Passage shown
......

These two stamps have been discussed before on these boards. The post offices that were actually open on April 21st 1945 have been listed elsewhere (Harper 1998), and the likelihood that stocks of stamps had been delivered, or that counter staff were busy selling FDCs to eager philatelists, has been the subject of much speculation. Any reading of the last days of the Reich from various civilian sources will underline that it is largely a matter of faith whether you believe in covers with genuinely cancelled Mi909-10s (Scott B292-3), or not. (I do not.)

okstamps, before spending sums of money on having your stamps expertised, you might care to look at the following:

"Here are some of the key findings published in Walch & Strobel’s booklet “SA-/SS-Briefe sind Nachkriegsproduktionen” (SA/SS covers are postwar productions).

......

Reproduce the forum post on the 1945 stamps word for word, everything from "These two stamps" down to "are postwar productions).". Nothing in the listing matters here.

Saved entries
......

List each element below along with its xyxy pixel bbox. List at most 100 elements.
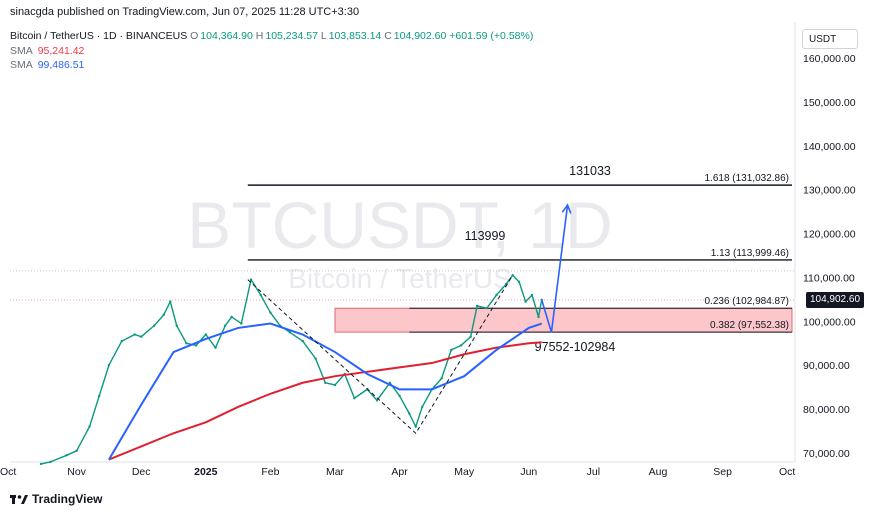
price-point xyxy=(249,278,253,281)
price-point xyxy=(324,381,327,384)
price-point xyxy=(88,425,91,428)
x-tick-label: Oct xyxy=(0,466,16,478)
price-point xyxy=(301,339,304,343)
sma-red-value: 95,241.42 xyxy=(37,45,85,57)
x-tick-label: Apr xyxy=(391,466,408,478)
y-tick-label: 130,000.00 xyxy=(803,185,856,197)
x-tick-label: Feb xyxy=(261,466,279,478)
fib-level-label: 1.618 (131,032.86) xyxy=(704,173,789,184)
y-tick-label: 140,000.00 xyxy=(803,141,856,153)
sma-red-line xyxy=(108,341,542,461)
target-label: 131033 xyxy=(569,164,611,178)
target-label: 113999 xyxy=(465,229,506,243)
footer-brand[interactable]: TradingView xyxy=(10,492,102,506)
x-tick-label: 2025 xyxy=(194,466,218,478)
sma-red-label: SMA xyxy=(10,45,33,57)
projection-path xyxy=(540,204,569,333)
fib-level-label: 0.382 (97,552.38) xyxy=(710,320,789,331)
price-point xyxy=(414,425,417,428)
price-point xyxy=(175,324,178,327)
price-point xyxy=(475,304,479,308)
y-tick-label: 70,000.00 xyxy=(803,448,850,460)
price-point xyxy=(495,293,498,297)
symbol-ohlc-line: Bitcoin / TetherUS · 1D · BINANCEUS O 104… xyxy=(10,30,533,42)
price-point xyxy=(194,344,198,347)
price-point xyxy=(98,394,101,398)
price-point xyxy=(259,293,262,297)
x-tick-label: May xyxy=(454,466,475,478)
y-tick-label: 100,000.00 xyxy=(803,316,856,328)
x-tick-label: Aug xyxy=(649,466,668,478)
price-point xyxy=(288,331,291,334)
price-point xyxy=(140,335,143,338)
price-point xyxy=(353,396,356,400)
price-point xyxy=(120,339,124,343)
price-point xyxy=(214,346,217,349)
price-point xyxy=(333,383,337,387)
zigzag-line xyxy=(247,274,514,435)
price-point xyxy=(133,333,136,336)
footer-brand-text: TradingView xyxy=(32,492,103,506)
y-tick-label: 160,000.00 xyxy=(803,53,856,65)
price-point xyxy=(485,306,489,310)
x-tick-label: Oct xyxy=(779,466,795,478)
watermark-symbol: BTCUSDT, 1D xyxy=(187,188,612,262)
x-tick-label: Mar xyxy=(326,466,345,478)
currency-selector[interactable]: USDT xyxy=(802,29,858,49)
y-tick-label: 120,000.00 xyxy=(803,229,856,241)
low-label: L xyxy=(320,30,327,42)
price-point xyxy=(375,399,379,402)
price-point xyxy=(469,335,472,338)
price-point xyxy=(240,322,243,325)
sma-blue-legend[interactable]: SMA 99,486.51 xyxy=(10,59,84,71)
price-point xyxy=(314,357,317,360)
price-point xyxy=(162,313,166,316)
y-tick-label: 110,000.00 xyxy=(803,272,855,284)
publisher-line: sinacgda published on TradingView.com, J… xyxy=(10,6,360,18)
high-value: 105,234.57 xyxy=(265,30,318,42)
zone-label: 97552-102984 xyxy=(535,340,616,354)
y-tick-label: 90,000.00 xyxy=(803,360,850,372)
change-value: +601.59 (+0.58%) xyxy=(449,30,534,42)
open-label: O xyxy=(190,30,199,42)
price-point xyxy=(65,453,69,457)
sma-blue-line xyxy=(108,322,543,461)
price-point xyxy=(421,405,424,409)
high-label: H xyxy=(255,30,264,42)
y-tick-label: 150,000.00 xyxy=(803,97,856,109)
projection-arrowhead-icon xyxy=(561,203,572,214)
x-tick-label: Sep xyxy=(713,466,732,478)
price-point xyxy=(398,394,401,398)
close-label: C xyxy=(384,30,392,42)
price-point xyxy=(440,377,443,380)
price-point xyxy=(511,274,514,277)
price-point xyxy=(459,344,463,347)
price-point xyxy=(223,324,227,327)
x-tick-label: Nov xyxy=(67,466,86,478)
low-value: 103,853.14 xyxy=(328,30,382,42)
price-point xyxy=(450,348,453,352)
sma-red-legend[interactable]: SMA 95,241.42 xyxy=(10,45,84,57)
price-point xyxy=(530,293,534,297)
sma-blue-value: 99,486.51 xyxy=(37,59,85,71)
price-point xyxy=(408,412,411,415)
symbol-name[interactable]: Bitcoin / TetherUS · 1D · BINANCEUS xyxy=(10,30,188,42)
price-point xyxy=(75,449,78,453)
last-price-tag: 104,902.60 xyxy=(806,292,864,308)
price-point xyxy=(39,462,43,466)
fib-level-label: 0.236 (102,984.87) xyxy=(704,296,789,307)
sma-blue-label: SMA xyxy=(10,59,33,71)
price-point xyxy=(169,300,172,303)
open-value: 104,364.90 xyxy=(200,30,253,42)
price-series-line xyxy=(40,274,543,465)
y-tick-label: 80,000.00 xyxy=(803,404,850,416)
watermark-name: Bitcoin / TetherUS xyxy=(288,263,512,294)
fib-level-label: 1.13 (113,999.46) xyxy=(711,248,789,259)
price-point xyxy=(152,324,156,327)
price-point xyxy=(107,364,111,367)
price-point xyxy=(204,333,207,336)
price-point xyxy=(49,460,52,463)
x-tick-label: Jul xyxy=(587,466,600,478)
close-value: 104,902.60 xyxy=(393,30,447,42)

......

The completed task
These two stamps have been discussed before on these boards. The post offices that were actually open on April 21st 1945 have been listed elsewhere (Harper 1998), and the likelihood that stocks of stamps had been delivered, or that counter staff were busy selling FDCs to eager philatelists, has been the subject of much speculation. Any reading of the last days of the Reich from various civilian sources will underline that it is largely a matter of faith whether you believe in covers with genuinely cancelled Mi909-10s (Scott B292-3), or not. (I do not.)

okstamps, before spending sums of money on having your stamps expertised, you might care to look at the following:

"Here are some of the key findings published in Walch & Strobel’s booklet “SA-/SS-Briefe sind Nachkriegsproduktionen” (SA/SS covers are postwar productions).